● **Task requirements**
Every line with the word "this" in it should be extracted from the data that follows.

● **Dataset entries**
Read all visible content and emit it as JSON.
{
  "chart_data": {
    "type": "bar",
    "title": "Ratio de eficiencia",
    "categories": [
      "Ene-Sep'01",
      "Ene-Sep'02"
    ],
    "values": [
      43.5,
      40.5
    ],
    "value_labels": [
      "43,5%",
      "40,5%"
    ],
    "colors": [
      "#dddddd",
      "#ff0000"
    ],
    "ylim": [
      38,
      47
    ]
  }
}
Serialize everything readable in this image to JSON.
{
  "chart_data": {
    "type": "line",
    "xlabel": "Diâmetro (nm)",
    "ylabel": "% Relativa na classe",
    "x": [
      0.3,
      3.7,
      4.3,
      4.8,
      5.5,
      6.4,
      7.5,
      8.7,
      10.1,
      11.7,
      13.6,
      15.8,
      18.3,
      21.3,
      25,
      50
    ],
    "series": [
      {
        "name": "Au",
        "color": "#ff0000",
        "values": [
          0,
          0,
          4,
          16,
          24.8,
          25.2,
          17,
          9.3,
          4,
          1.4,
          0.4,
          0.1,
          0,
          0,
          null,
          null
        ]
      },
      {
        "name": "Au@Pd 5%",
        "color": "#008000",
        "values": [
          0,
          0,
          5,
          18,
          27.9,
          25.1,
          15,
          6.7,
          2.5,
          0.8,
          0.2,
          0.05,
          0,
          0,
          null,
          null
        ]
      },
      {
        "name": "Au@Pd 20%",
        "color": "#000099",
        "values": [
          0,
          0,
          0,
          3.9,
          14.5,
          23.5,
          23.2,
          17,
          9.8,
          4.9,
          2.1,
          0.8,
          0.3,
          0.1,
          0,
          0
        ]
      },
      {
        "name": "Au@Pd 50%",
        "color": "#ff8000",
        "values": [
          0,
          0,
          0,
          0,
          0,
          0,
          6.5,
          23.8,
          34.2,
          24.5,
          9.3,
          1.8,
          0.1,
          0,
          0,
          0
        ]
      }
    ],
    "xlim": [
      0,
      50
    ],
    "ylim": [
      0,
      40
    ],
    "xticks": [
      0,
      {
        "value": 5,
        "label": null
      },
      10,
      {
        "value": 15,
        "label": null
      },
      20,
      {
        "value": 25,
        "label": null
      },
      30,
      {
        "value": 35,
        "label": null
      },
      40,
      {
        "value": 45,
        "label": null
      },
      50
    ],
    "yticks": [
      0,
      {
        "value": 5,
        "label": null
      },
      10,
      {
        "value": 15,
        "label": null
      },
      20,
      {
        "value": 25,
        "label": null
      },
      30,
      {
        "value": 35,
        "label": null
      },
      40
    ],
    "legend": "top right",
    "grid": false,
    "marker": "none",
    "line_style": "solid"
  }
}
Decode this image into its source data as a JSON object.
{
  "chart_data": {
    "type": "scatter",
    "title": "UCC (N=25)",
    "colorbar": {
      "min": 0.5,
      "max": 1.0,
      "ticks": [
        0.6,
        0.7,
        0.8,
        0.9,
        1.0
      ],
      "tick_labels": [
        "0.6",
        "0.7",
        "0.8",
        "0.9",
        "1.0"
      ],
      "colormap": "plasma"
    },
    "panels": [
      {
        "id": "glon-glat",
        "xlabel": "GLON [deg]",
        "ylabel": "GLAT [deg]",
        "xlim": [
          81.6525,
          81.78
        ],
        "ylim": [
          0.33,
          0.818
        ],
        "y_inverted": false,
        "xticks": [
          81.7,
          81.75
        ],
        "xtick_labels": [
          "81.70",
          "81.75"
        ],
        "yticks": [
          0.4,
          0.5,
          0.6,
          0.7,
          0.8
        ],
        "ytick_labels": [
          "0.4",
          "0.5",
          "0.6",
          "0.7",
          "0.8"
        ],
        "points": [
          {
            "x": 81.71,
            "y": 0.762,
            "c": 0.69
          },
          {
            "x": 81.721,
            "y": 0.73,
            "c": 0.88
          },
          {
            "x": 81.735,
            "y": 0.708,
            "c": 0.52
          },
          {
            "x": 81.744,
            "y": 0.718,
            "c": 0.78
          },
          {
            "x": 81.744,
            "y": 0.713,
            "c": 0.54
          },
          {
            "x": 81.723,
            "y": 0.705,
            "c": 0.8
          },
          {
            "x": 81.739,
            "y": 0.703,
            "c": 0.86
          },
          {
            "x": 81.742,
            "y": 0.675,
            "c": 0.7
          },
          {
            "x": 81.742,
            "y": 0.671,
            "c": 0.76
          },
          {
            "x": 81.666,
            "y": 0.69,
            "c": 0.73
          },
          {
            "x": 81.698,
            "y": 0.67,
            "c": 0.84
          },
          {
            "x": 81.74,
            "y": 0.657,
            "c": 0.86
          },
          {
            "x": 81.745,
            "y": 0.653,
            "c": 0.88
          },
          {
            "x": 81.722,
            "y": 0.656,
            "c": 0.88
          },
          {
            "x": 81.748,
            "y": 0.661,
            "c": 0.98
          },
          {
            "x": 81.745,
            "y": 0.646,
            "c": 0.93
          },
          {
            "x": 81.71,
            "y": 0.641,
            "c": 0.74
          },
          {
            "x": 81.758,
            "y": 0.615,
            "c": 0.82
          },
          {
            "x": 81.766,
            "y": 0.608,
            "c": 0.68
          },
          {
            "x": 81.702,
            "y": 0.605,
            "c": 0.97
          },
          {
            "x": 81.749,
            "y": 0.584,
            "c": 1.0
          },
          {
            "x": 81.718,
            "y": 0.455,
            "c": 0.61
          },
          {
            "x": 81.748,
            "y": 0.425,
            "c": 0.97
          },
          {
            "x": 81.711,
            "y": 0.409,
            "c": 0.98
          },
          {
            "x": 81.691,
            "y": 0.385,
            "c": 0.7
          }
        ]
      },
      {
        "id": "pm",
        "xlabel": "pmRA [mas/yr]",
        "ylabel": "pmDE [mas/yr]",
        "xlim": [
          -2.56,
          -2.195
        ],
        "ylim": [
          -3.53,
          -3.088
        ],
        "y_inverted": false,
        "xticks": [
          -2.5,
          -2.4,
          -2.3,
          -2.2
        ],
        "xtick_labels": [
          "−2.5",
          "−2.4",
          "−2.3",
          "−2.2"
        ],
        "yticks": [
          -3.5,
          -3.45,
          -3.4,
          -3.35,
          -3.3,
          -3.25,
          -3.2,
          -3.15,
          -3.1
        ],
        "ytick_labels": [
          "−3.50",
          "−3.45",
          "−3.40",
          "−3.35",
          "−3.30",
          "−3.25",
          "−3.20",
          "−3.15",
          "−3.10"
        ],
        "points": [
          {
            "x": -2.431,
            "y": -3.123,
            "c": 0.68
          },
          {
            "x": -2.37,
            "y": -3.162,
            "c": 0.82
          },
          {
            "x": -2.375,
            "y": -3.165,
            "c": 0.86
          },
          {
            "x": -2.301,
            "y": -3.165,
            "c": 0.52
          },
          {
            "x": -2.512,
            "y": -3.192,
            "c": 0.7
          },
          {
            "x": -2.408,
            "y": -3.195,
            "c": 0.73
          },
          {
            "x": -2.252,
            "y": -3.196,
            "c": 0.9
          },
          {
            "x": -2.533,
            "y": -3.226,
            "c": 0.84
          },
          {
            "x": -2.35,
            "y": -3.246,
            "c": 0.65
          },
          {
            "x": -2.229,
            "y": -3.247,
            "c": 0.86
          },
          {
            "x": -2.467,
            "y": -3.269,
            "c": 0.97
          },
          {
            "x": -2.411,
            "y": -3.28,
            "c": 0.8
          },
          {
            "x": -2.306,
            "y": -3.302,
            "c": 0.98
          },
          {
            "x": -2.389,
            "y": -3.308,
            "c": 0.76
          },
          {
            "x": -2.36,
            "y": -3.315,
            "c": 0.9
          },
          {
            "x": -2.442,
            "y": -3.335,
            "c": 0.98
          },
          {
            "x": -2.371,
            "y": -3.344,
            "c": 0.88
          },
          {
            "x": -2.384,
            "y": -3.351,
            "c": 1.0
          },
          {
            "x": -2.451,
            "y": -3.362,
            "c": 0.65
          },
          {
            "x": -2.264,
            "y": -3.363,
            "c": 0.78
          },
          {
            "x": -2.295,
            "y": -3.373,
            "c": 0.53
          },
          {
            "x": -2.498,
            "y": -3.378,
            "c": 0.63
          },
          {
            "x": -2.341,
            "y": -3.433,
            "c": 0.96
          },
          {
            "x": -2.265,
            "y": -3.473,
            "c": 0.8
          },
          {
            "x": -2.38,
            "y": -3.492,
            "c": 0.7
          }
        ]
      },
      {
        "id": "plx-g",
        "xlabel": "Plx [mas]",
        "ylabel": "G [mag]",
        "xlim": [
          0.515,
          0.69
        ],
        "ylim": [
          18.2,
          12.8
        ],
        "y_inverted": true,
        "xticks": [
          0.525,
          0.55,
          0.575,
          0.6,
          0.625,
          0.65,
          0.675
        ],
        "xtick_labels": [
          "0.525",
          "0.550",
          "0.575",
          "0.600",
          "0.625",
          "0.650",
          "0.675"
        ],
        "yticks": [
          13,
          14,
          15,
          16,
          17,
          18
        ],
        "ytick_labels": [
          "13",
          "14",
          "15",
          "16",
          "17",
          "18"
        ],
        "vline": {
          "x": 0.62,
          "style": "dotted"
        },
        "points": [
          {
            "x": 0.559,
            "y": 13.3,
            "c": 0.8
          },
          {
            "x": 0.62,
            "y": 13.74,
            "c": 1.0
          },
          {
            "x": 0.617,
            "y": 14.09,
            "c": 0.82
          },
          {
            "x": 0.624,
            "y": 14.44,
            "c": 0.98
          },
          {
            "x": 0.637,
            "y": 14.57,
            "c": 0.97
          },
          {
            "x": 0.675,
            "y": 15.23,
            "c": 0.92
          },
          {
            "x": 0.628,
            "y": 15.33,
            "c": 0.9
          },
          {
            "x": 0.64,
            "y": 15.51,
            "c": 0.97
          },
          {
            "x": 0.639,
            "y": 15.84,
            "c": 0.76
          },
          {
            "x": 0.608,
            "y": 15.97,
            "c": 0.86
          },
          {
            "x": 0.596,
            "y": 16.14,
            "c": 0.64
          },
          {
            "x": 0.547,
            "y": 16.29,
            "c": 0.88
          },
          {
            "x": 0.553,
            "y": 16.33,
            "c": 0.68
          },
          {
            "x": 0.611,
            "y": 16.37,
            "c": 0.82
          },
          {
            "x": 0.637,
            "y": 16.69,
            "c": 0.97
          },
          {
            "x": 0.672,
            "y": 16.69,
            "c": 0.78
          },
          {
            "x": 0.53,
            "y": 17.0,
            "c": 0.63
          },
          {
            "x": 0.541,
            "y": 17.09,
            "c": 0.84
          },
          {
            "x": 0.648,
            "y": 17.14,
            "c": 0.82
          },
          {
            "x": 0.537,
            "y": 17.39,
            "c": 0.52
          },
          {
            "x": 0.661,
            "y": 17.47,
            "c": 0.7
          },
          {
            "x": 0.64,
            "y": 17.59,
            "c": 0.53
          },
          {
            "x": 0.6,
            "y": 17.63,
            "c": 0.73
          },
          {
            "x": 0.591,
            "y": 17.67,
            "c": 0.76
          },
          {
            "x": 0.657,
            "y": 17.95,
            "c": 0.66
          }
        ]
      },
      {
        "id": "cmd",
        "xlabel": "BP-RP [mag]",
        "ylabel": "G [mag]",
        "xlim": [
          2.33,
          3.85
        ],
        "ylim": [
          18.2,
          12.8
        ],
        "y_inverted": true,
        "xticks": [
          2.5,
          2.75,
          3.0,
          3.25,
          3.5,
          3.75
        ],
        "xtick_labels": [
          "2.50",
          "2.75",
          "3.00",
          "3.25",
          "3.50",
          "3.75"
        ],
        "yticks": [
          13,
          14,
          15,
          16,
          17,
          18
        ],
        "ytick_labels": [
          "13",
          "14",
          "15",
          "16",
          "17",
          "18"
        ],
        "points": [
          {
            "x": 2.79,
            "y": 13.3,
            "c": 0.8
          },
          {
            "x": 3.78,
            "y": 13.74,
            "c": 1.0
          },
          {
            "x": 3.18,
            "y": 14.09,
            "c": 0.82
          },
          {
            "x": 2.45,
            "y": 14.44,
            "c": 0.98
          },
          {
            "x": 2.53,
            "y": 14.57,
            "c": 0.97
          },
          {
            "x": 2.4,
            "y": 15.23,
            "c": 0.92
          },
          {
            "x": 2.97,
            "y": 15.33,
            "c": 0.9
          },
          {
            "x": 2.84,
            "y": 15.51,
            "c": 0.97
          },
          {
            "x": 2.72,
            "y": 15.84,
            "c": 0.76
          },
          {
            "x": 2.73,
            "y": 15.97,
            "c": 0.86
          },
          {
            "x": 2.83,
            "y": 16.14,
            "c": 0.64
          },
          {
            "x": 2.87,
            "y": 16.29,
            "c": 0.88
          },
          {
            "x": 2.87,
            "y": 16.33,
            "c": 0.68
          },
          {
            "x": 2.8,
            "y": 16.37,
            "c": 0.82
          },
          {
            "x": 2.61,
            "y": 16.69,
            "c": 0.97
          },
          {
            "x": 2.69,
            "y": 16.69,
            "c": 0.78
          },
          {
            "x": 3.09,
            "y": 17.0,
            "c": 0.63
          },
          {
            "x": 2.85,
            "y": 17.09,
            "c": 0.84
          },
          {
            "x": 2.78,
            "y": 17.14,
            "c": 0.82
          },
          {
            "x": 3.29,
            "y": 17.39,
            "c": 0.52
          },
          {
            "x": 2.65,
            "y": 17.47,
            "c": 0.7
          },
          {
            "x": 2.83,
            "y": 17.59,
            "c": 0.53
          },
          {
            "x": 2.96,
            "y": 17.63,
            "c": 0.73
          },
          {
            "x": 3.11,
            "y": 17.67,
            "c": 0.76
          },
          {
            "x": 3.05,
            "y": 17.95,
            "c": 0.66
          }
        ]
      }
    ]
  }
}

● **Answer to the exercise**
Serialize everything readable in this image to JSON.
Decode this image into its source data as a JSON object.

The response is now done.